• _PROMPT_: Write out each line exactly as it stands, please.

• _RECORDS FOR THE TASK_:
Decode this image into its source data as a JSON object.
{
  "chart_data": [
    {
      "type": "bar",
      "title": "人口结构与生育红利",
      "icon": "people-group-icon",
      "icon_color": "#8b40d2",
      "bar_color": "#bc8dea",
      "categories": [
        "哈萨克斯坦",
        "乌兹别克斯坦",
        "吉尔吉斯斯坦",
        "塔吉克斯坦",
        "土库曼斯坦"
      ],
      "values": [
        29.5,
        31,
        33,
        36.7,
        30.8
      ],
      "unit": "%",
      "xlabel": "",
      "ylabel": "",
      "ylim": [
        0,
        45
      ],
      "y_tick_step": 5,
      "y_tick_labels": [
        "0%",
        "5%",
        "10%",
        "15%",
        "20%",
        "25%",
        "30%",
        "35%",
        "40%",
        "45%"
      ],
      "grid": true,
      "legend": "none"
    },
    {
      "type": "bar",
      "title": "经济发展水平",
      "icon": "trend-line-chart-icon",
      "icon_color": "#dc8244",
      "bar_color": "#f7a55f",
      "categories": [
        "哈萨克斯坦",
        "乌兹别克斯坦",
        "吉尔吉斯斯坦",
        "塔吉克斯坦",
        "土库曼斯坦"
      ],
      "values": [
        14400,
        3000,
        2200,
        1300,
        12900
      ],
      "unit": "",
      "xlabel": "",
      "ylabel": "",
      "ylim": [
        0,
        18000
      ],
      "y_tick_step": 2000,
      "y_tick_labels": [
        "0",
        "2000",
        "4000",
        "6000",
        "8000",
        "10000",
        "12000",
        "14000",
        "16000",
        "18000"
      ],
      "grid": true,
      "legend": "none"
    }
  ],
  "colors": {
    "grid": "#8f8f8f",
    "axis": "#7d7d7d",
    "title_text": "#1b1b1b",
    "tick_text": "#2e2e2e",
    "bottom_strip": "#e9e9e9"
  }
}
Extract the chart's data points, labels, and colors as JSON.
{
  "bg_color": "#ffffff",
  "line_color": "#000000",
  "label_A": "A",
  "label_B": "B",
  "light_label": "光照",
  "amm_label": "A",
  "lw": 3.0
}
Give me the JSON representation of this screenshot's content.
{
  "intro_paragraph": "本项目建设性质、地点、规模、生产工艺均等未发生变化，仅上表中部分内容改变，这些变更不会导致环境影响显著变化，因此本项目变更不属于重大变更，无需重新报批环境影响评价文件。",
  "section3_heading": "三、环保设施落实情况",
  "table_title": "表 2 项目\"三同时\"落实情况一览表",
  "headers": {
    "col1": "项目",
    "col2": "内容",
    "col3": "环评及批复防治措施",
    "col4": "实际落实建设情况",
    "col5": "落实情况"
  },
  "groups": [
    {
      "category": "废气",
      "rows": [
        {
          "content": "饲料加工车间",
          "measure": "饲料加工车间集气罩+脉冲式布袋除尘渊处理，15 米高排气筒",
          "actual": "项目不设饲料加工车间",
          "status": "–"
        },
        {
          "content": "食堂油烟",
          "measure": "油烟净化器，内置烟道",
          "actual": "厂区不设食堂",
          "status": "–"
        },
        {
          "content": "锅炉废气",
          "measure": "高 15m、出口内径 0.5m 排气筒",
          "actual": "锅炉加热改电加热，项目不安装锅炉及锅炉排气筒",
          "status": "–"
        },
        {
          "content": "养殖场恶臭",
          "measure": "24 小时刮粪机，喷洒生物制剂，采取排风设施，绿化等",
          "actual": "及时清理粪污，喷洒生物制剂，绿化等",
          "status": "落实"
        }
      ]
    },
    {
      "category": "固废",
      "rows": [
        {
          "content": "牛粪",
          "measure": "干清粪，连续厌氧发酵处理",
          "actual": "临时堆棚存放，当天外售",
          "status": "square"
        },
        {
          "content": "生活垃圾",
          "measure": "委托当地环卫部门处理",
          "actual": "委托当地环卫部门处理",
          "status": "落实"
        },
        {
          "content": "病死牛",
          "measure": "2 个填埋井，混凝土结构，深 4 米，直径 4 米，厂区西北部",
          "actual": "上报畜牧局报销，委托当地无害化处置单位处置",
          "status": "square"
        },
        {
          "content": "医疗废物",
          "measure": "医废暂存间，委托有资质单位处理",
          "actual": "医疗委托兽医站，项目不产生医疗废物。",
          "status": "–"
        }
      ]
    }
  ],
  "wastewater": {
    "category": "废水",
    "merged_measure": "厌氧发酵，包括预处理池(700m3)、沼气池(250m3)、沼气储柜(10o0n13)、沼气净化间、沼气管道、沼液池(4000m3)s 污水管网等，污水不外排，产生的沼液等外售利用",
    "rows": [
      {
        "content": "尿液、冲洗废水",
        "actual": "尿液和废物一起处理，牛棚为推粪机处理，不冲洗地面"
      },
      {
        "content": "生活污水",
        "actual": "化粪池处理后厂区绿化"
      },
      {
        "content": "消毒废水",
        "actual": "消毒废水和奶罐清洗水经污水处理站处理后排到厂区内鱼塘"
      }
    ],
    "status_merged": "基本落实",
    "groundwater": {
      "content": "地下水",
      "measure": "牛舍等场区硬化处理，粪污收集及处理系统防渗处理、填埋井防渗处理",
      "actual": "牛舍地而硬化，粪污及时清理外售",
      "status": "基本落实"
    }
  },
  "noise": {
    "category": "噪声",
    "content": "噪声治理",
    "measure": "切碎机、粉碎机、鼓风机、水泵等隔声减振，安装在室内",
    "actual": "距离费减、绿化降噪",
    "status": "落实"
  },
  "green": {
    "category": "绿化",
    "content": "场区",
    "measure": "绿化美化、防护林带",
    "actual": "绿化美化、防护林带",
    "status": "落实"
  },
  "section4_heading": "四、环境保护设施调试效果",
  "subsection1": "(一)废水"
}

• _PROBLEM SOLUTION_:
Decode this image into its source data as a JSON object.
{
  "chart_data": [
    {
      "type": "bar",
      "title": "人口结构与生育红利",
      "icon": "people-group-icon",
      "icon_color": "#8b40d2",
      "bar_color": "#bc8dea",
      "categories": [
        "哈萨克斯坦",
        "乌兹别克斯坦",
        "吉尔吉斯斯坦",
        "塔吉克斯坦",
        "土库曼斯坦"
      ],
      "values": [
        29.5,
        31,
        33,
        36.7,
        30.8
      ],
      "unit": "%",
      "xlabel": "",
      "ylabel": "",
      "ylim": [
        0,
        45
      ],
      "y_tick_step": 5,
      "y_tick_labels": [
        "0%",
        "5%",
        "10%",
        "15%",
        "20%",
        "25%",
        "30%",
        "35%",
        "40%",
        "45%"
      ],
      "grid": true,
      "legend": "none"
    },
    {
      "type": "bar",
      "title": "经济发展水平",
      "icon": "trend-line-chart-icon",
      "icon_color": "#dc8244",
      "bar_color": "#f7a55f",
      "categories": [
        "哈萨克斯坦",
        "乌兹别克斯坦",
        "吉尔吉斯斯坦",
        "塔吉克斯坦",
        "土库曼斯坦"
      ],
      "values": [
        14400,
        3000,
        2200,
        1300,
        12900
      ],
      "unit": "",
      "xlabel": "",
      "ylabel": "",
      "ylim": [
        0,
        18000
      ],
      "y_tick_step": 2000,
      "y_tick_labels": [
        "0",
        "2000",
        "4000",
        "6000",
        "8000",
        "10000",
        "12000",
        "14000",
        "16000",
        "18000"
      ],
      "grid": true,
      "legend": "none"
    }
  ],
  "colors": {
    "grid": "#8f8f8f",
    "axis": "#7d7d7d",
    "title_text": "#1b1b1b",
    "tick_text": "#2e2e2e",
    "bottom_strip": "#e9e9e9"
  }
}
Extract the chart's data points, labels, and colors as JSON.
{
  "bg_color": "#ffffff",
  "line_color": "#000000",
  "label_A": "A",
  "label_B": "B",
  "light_label": "光照",
  "amm_label": "A",
  "lw": 3.0
}
Give me the JSON representation of this screenshot's content.
{
  "intro_paragraph": "本项目建设性质、地点、规模、生产工艺均等未发生变化，仅上表中部分内容改变，这些变更不会导致环境影响显著变化，因此本项目变更不属于重大变更，无需重新报批环境影响评价文件。",
  "section3_heading": "三、环保设施落实情况",
  "table_title": "表 2 项目\"三同时\"落实情况一览表",
  "headers": {
    "col1": "项目",
    "col2": "内容",
    "col3": "环评及批复防治措施",
    "col4": "实际落实建设情况",
    "col5": "落实情况"
  },
  "groups": [
    {
      "category": "废气",
      "rows": [
        {
          "content": "饲料加工车间",
          "measure": "饲料加工车间集气罩+脉冲式布袋除尘渊处理，15 米高排气筒",
          "actual": "项目不设饲料加工车间",
          "status": "–"
        },
        {
          "content": "食堂油烟",
          "measure": "油烟净化器，内置烟道",
          "actual": "厂区不设食堂",
          "status": "–"
        },
        {
          "content": "锅炉废气",
          "measure": "高 15m、出口内径 0.5m 排气筒",
          "actual": "锅炉加热改电加热，项目不安装锅炉及锅炉排气筒",
          "status": "–"
        },
        {
          "content": "养殖场恶臭",
          "measure": "24 小时刮粪机，喷洒生物制剂，采取排风设施，绿化等",
          "actual": "及时清理粪污，喷洒生物制剂，绿化等",
          "status": "落实"
        }
      ]
    },
    {
      "category": "固废",
      "rows": [
        {
          "content": "牛粪",
          "measure": "干清粪，连续厌氧发酵处理",
          "actual": "临时堆棚存放，当天外售",
          "status": "square"
        },
        {
          "content": "生活垃圾",
          "measure": "委托当地环卫部门处理",
          "actual": "委托当地环卫部门处理",
          "status": "落实"
        },
        {
          "content": "病死牛",
          "measure": "2 个填埋井，混凝土结构，深 4 米，直径 4 米，厂区西北部",
          "actual": "上报畜牧局报销，委托当地无害化处置单位处置",
          "status": "square"
        },
        {
          "content": "医疗废物",
          "measure": "医废暂存间，委托有资质单位处理",
          "actual": "医疗委托兽医站，项目不产生医疗废物。",
          "status": "–"
        }
      ]
    }
  ],
  "wastewater": {
    "category": "废水",
    "merged_measure": "厌氧发酵，包括预处理池(700m3)、沼气池(250m3)、沼气储柜(10o0n13)、沼气净化间、沼气管道、沼液池(4000m3)s 污水管网等，污水不外排，产生的沼液等外售利用",
    "rows": [
      {
        "content": "尿液、冲洗废水",
        "actual": "尿液和废物一起处理，牛棚为推粪机处理，不冲洗地面"
      },
      {
        "content": "生活污水",
        "actual": "化粪池处理后厂区绿化"
      },
      {
        "content": "消毒废水",
        "actual": "消毒废水和奶罐清洗水经污水处理站处理后排到厂区内鱼塘"
      }
    ],
    "status_merged": "基本落实",
    "groundwater": {
      "content": "地下水",
      "measure": "牛舍等场区硬化处理，粪污收集及处理系统防渗处理、填埋井防渗处理",
      "actual": "牛舍地而硬化，粪污及时清理外售",
      "status": "基本落实"
    }
  },
  "noise": {
    "category": "噪声",
    "content": "噪声治理",
    "measure": "切碎机、粉碎机、鼓风机、水泵等隔声减振，安装在室内",
    "actual": "距离费减、绿化降噪",
    "status": "落实"
  },
  "green": {
    "category": "绿化",
    "content": "场区",
    "measure": "绿化美化、防护林带",
    "actual": "绿化美化、防护林带",
    "status": "落实"
  },
  "section4_heading": "四、环境保护设施调试效果",
  "subsection1": "(一)废水"
}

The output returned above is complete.